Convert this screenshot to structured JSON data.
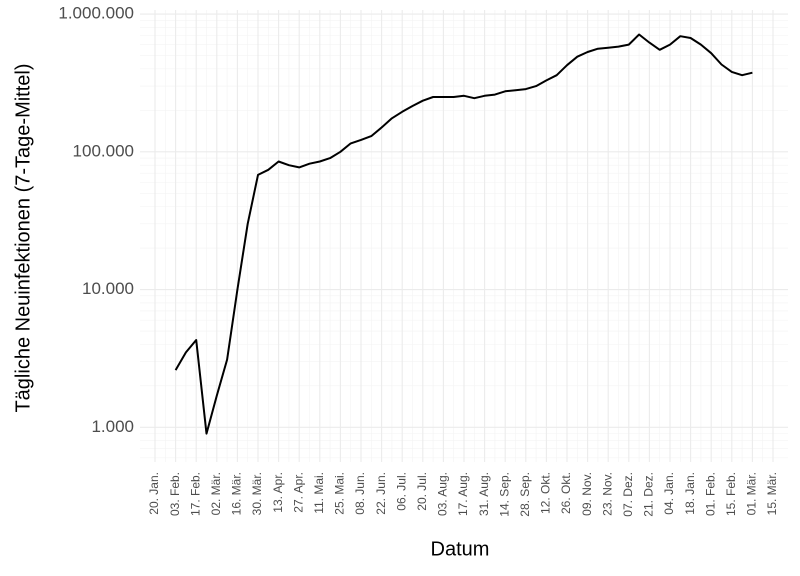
{
  "chart_data": {
    "type": "line",
    "x_label": "Datum",
    "y_label": "Tägliche Neuinfektionen (7-Tage-Mittel)",
    "categories": [
      "20. Jan.",
      null,
      "03. Feb.",
      null,
      "17. Feb.",
      null,
      "02. Mär.",
      null,
      "16. Mär.",
      null,
      "30. Mär.",
      null,
      "13. Apr.",
      null,
      "27. Apr.",
      null,
      "11. Mai.",
      null,
      "25. Mai.",
      null,
      "08. Jun.",
      null,
      "22. Jun.",
      null,
      "06. Jul.",
      null,
      "20. Jul.",
      null,
      "03. Aug.",
      null,
      "17. Aug.",
      null,
      "31. Aug.",
      null,
      "14. Sep.",
      null,
      "28. Sep.",
      null,
      "12. Okt.",
      null,
      "26. Okt.",
      null,
      "09. Nov.",
      null,
      "23. Nov.",
      null,
      "07. Dez.",
      null,
      "21. Dez.",
      null,
      "04. Jan.",
      null,
      "18. Jan.",
      null,
      "01. Feb.",
      null,
      "15. Feb.",
      null,
      "01. Mär.",
      null,
      "15. Mär."
    ],
    "values": [
      null,
      null,
      2600,
      3500,
      4300,
      900,
      1700,
      3100,
      10000,
      30000,
      68000,
      74000,
      85000,
      80000,
      77000,
      82000,
      85000,
      90000,
      100000,
      115000,
      122000,
      130000,
      150000,
      175000,
      195000,
      215000,
      235000,
      250000,
      250000,
      250000,
      255000,
      245000,
      255000,
      260000,
      275000,
      280000,
      285000,
      300000,
      330000,
      360000,
      425000,
      490000,
      530000,
      560000,
      570000,
      580000,
      600000,
      710000,
      620000,
      550000,
      600000,
      690000,
      670000,
      600000,
      520000,
      430000,
      380000,
      360000,
      375000,
      null,
      null
    ],
    "color": "#000000",
    "log_y": true,
    "ylim": [
      560,
      1070000
    ],
    "yticks": [
      {
        "value": 1000,
        "label": "1.000"
      },
      {
        "value": 10000,
        "label": "10.000"
      },
      {
        "value": 100000,
        "label": "100.000"
      },
      {
        "value": 1000000,
        "label": "1.000.000"
      }
    ],
    "grid": true
  }
}
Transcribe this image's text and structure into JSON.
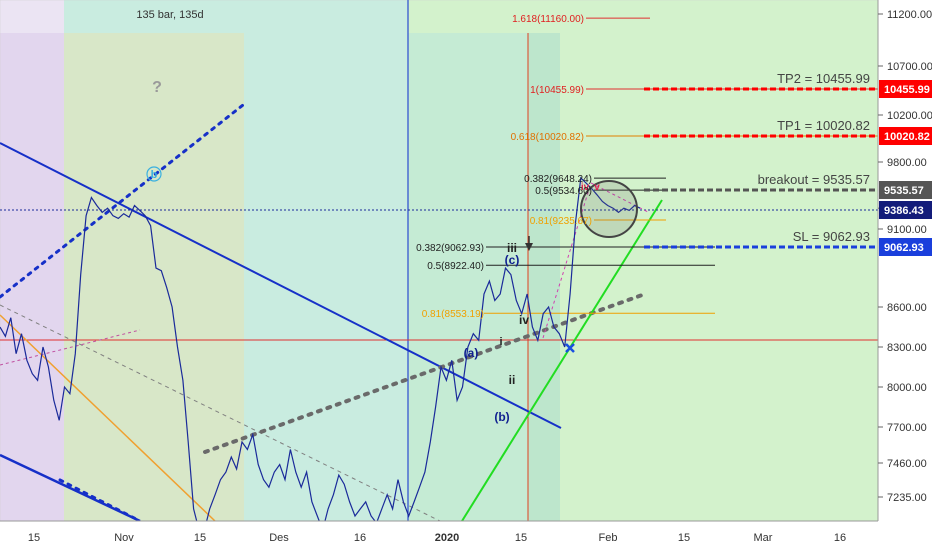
{
  "chart_data": {
    "type": "line",
    "top_label": "135 bar, 135d",
    "question_mark": "?",
    "x_ticks": [
      "15",
      "Nov",
      "15",
      "Des",
      "16",
      "2020",
      "15",
      "Feb",
      "15",
      "Mar",
      "16"
    ],
    "y_ticks": [
      11200.0,
      10700.0,
      10200.0,
      9800.0,
      9400.0,
      9100.0,
      8600.0,
      8300.0,
      8000.0,
      7700.0,
      7460.0,
      7235.0
    ],
    "ylim": [
      7070,
      11350
    ],
    "price_badges": [
      {
        "text": "10455.99",
        "value": 10455.99,
        "color": "#ff0000"
      },
      {
        "text": "10020.82",
        "value": 10020.82,
        "color": "#ff0000"
      },
      {
        "text": "9535.57",
        "value": 9535.57,
        "color": "#555555"
      },
      {
        "text": "9386.43",
        "value": 9386.43,
        "color": "#131c7a"
      },
      {
        "text": "9062.93",
        "value": 9062.93,
        "color": "#1a3fdc"
      }
    ],
    "targets": [
      {
        "text": "TP2 = 10455.99",
        "value": 10455.99,
        "color": "#ff0000"
      },
      {
        "text": "TP1 = 10020.82",
        "value": 10020.82,
        "color": "#ff0000"
      },
      {
        "text": "breakout = 9535.57",
        "value": 9535.57,
        "color": "#555555"
      },
      {
        "text": "SL = 9062.93",
        "value": 9062.93,
        "color": "#1a3fdc"
      }
    ],
    "fib_extension": [
      {
        "text": "1.618(11160.00)",
        "value": 11160.0
      },
      {
        "text": "1(10455.99)",
        "value": 10455.99
      },
      {
        "text": "0.618(10020.82)",
        "value": 10020.82
      }
    ],
    "fib_upper": [
      {
        "text": "0.382(9648.24)",
        "value": 9648.24
      },
      {
        "text": "0.5(9534.60)",
        "value": 9534.6
      },
      {
        "text": "0.81(9235.67)",
        "value": 9235.67
      }
    ],
    "fib_lower": [
      {
        "text": "0.382(9062.93)",
        "value": 9062.93
      },
      {
        "text": "0.5(8922.40)",
        "value": 8922.4
      },
      {
        "text": "0.81(8553.19)",
        "value": 8553.19
      }
    ],
    "wave_labels": [
      "b",
      "(a)",
      "(b)",
      "(c)",
      "iii",
      "iv",
      "ii",
      "i",
      "iv",
      "v"
    ],
    "price_series": [
      8450,
      8380,
      8520,
      8250,
      8400,
      8200,
      8100,
      8050,
      8300,
      8150,
      7900,
      7750,
      8000,
      7950,
      8250,
      8850,
      9300,
      9480,
      9420,
      9350,
      9400,
      9300,
      9260,
      9330,
      9280,
      9420,
      9380,
      9300,
      9150,
      8900,
      8880,
      8750,
      8600,
      8300,
      8050,
      7600,
      7150,
      6950,
      7000,
      7150,
      7250,
      7350,
      7400,
      7500,
      7420,
      7600,
      7550,
      7650,
      7450,
      7350,
      7300,
      7400,
      7450,
      7350,
      7550,
      7400,
      7300,
      7400,
      7200,
      7100,
      7000,
      7150,
      7250,
      7380,
      7320,
      7200,
      7100,
      7150,
      7200,
      7100,
      7050,
      7150,
      7250,
      7150,
      7350,
      7200,
      7100,
      7200,
      7300,
      7400,
      7600,
      7850,
      8150,
      8050,
      8200,
      7900,
      8000,
      8300,
      8400,
      8350,
      8700,
      8800,
      8650,
      8700,
      8900,
      8850,
      8650,
      8550,
      8700,
      8450,
      8350,
      8550,
      8600,
      8450,
      8400,
      8300,
      8700,
      9200,
      9650,
      9600,
      9550,
      9500,
      9450,
      9420,
      9400,
      9350,
      9400,
      9380,
      9420,
      9400
    ]
  }
}
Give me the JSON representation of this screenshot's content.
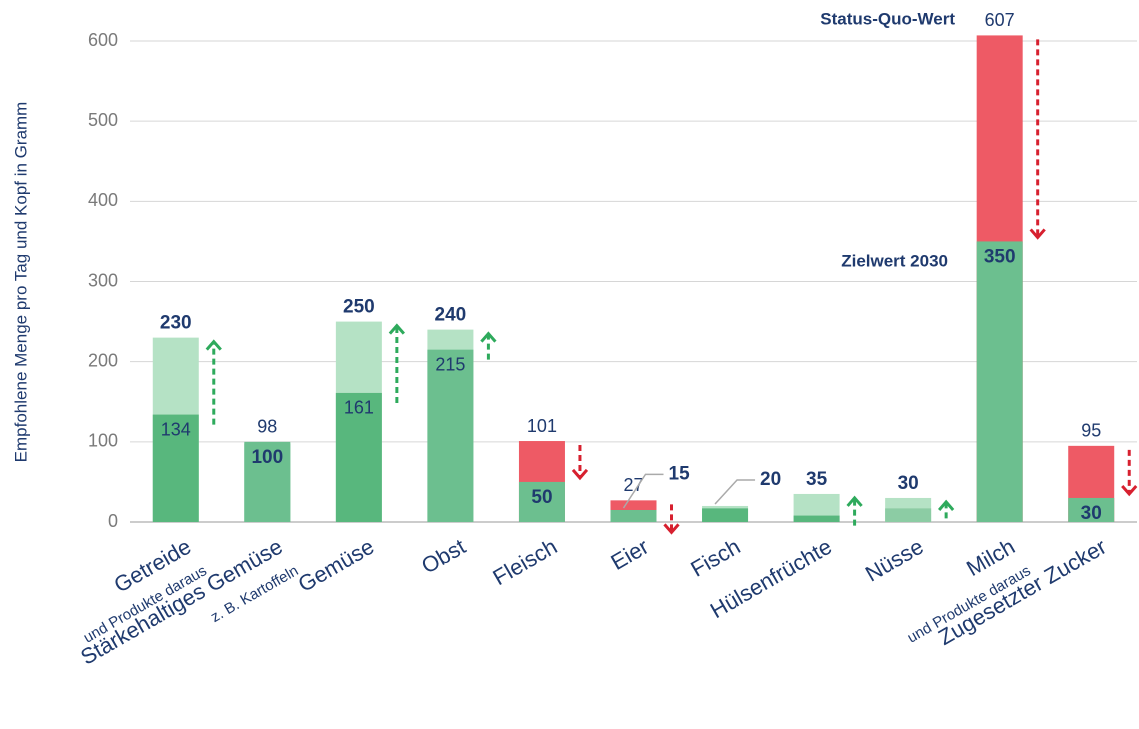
{
  "chart_data": {
    "type": "bar",
    "y_label": "Empfohlene Menge pro Tag und Kopf in Gramm",
    "annotations": [
      "Status-Quo-Wert",
      "Zielwert 2030"
    ],
    "categories": [
      "Getreide",
      "Stärkehaltiges Gemüse",
      "Gemüse",
      "Obst",
      "Fleisch",
      "Eier",
      "Fisch",
      "Hülsenfrüchte",
      "Nüsse",
      "Milch",
      "Zugesetzter Zucker"
    ],
    "category_notes": [
      "und Produkte daraus",
      "z. B. Kartoffeln",
      null,
      null,
      null,
      null,
      null,
      null,
      null,
      "und Produkte daraus",
      null
    ],
    "series": [
      {
        "name": "Status-Quo-Wert",
        "values": [
          134,
          98,
          161,
          215,
          101,
          27,
          17,
          8,
          17,
          607,
          95
        ],
        "value_labels": [
          134,
          98,
          161,
          215,
          101,
          27,
          null,
          null,
          null,
          607,
          95
        ],
        "colors": [
          "#58b77d",
          "#6cbf8f",
          "#58b77d",
          "#6cbf8f",
          "#ee5a65",
          "#ee5a65",
          "#58b77d",
          "#58b77d",
          "#8ccca4",
          "#ee5a65",
          "#ee5a65"
        ]
      },
      {
        "name": "Zielwert 2030",
        "values": [
          230,
          100,
          250,
          240,
          50,
          15,
          20,
          35,
          30,
          350,
          30
        ],
        "value_labels": [
          230,
          100,
          250,
          240,
          50,
          15,
          20,
          35,
          30,
          350,
          30
        ],
        "colors": [
          "#b5e2c5",
          "#6cbf8f",
          "#b5e2c5",
          "#b5e2c5",
          "#6cbf8f",
          "#6cbf8f",
          "#b5e2c5",
          "#b5e2c5",
          "#b5e2c5",
          "#6cbf8f",
          "#6cbf8f"
        ]
      }
    ],
    "ylim": [
      0,
      615
    ],
    "yticks": [
      0,
      100,
      200,
      300,
      400,
      500,
      600
    ],
    "grid": true
  }
}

### Stated exercise:
Filter the entries down to the lines with the word "this" in them.

### Answer below:
Convert this screenshot to structured JSON data.
Transcribe this image's text and structure into JSON.
Give me the JSON representation of this screenshot's content.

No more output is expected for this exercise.